→ **WRITTEN PROBLEM**
Print all entries word for word.

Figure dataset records
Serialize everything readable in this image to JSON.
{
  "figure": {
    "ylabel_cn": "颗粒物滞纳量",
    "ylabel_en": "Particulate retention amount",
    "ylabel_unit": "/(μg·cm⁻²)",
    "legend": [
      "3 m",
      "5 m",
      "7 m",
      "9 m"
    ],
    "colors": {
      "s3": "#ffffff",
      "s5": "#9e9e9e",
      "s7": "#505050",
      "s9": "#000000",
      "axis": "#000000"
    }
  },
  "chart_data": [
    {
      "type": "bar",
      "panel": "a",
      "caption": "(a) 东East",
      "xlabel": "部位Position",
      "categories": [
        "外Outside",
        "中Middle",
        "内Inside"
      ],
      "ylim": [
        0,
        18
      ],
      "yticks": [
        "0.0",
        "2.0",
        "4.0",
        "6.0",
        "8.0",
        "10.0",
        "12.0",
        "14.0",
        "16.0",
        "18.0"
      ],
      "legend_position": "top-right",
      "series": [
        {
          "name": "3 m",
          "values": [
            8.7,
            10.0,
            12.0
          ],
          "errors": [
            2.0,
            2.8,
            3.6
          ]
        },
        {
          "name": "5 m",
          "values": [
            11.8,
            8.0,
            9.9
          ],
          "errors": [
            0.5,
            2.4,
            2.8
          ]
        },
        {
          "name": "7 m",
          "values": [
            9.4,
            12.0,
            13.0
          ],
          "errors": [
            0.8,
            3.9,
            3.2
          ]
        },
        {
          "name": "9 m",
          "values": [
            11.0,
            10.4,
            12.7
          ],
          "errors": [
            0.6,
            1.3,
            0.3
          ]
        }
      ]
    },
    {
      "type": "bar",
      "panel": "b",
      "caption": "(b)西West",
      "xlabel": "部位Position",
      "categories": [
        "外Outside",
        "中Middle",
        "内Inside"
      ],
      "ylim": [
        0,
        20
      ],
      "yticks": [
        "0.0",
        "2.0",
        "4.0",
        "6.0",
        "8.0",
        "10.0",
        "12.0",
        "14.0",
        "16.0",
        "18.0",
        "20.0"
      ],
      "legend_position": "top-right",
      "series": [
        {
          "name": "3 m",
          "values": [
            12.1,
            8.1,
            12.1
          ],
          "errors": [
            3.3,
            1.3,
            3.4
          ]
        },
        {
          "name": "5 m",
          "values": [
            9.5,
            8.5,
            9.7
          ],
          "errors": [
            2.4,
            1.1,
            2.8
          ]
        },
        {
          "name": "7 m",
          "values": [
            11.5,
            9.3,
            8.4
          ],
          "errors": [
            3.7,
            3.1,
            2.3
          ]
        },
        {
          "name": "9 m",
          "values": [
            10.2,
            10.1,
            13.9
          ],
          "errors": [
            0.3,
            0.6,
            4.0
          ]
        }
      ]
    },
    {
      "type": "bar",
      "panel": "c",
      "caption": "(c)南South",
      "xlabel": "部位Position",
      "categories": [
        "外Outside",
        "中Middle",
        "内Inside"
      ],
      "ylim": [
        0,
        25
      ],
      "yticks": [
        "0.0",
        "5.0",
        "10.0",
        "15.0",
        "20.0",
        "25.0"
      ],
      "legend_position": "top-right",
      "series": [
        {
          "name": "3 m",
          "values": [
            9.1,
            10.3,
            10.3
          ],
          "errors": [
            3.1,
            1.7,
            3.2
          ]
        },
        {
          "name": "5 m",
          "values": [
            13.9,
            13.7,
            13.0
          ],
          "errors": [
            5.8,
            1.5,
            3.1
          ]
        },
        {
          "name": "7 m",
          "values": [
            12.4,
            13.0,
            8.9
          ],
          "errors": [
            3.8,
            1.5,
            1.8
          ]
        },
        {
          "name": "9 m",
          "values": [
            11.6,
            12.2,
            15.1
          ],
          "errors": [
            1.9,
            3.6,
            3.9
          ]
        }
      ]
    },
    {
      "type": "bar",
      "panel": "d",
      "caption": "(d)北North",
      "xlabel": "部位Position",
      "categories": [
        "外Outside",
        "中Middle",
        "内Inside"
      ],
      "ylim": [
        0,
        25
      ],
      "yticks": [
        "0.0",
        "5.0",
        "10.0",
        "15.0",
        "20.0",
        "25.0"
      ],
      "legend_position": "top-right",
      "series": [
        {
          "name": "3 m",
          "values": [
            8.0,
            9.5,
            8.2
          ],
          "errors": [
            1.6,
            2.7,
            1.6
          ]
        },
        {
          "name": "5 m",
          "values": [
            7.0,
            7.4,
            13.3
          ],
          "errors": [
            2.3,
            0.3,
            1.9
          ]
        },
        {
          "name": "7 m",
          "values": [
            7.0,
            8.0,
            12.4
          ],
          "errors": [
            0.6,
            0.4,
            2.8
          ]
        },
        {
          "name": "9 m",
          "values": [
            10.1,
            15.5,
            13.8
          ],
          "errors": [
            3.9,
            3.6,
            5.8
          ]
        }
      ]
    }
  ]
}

→ **EXERCISE RESULT**
Serialize everything readable in this image to JSON.
{
  "figure": {
    "ylabel_cn": "颗粒物滞纳量",
    "ylabel_en": "Particulate retention amount",
    "ylabel_unit": "/(μg·cm⁻²)",
    "legend": [
      "3 m",
      "5 m",
      "7 m",
      "9 m"
    ],
    "colors": {
      "s3": "#ffffff",
      "s5": "#9e9e9e",
      "s7": "#505050",
      "s9": "#000000",
      "axis": "#000000"
    }
  },
  "chart_data": [
    {
      "type": "bar",
      "panel": "a",
      "caption": "(a) 东East",
      "xlabel": "部位Position",
      "categories": [
        "外Outside",
        "中Middle",
        "内Inside"
      ],
      "ylim": [
        0,
        18
      ],
      "yticks": [
        "0.0",
        "2.0",
        "4.0",
        "6.0",
        "8.0",
        "10.0",
        "12.0",
        "14.0",
        "16.0",
        "18.0"
      ],
      "legend_position": "top-right",
      "series": [
        {
          "name": "3 m",
          "values": [
            8.7,
            10.0,
            12.0
          ],
          "errors": [
            2.0,
            2.8,
            3.6
          ]
        },
        {
          "name": "5 m",
          "values": [
            11.8,
            8.0,
            9.9
          ],
          "errors": [
            0.5,
            2.4,
            2.8
          ]
        },
        {
          "name": "7 m",
          "values": [
            9.4,
            12.0,
            13.0
          ],
          "errors": [
            0.8,
            3.9,
            3.2
          ]
        },
        {
          "name": "9 m",
          "values": [
            11.0,
            10.4,
            12.7
          ],
          "errors": [
            0.6,
            1.3,
            0.3
          ]
        }
      ]
    },
    {
      "type": "bar",
      "panel": "b",
      "caption": "(b)西West",
      "xlabel": "部位Position",
      "categories": [
        "外Outside",
        "中Middle",
        "内Inside"
      ],
      "ylim": [
        0,
        20
      ],
      "yticks": [
        "0.0",
        "2.0",
        "4.0",
        "6.0",
        "8.0",
        "10.0",
        "12.0",
        "14.0",
        "16.0",
        "18.0",
        "20.0"
      ],
      "legend_position": "top-right",
      "series": [
        {
          "name": "3 m",
          "values": [
            12.1,
            8.1,
            12.1
          ],
          "errors": [
            3.3,
            1.3,
            3.4
          ]
        },
        {
          "name": "5 m",
          "values": [
            9.5,
            8.5,
            9.7
          ],
          "errors": [
            2.4,
            1.1,
            2.8
          ]
        },
        {
          "name": "7 m",
          "values": [
            11.5,
            9.3,
            8.4
          ],
          "errors": [
            3.7,
            3.1,
            2.3
          ]
        },
        {
          "name": "9 m",
          "values": [
            10.2,
            10.1,
            13.9
          ],
          "errors": [
            0.3,
            0.6,
            4.0
          ]
        }
      ]
    },
    {
      "type": "bar",
      "panel": "c",
      "caption": "(c)南South",
      "xlabel": "部位Position",
      "categories": [
        "外Outside",
        "中Middle",
        "内Inside"
      ],
      "ylim": [
        0,
        25
      ],
      "yticks": [
        "0.0",
        "5.0",
        "10.0",
        "15.0",
        "20.0",
        "25.0"
      ],
      "legend_position": "top-right",
      "series": [
        {
          "name": "3 m",
          "values": [
            9.1,
            10.3,
            10.3
          ],
          "errors": [
            3.1,
            1.7,
            3.2
          ]
        },
        {
          "name": "5 m",
          "values": [
            13.9,
            13.7,
            13.0
          ],
          "errors": [
            5.8,
            1.5,
            3.1
          ]
        },
        {
          "name": "7 m",
          "values": [
            12.4,
            13.0,
            8.9
          ],
          "errors": [
            3.8,
            1.5,
            1.8
          ]
        },
        {
          "name": "9 m",
          "values": [
            11.6,
            12.2,
            15.1
          ],
          "errors": [
            1.9,
            3.6,
            3.9
          ]
        }
      ]
    },
    {
      "type": "bar",
      "panel": "d",
      "caption": "(d)北North",
      "xlabel": "部位Position",
      "categories": [
        "外Outside",
        "中Middle",
        "内Inside"
      ],
      "ylim": [
        0,
        25
      ],
      "yticks": [
        "0.0",
        "5.0",
        "10.0",
        "15.0",
        "20.0",
        "25.0"
      ],
      "legend_position": "top-right",
      "series": [
        {
          "name": "3 m",
          "values": [
            8.0,
            9.5,
            8.2
          ],
          "errors": [
            1.6,
            2.7,
            1.6
          ]
        },
        {
          "name": "5 m",
          "values": [
            7.0,
            7.4,
            13.3
          ],
          "errors": [
            2.3,
            0.3,
            1.9
          ]
        },
        {
          "name": "7 m",
          "values": [
            7.0,
            8.0,
            12.4
          ],
          "errors": [
            0.6,
            0.4,
            2.8
          ]
        },
        {
          "name": "9 m",
          "values": [
            10.1,
            15.5,
            13.8
          ],
          "errors": [
            3.9,
            3.6,
            5.8
          ]
        }
      ]
    }
  ]
}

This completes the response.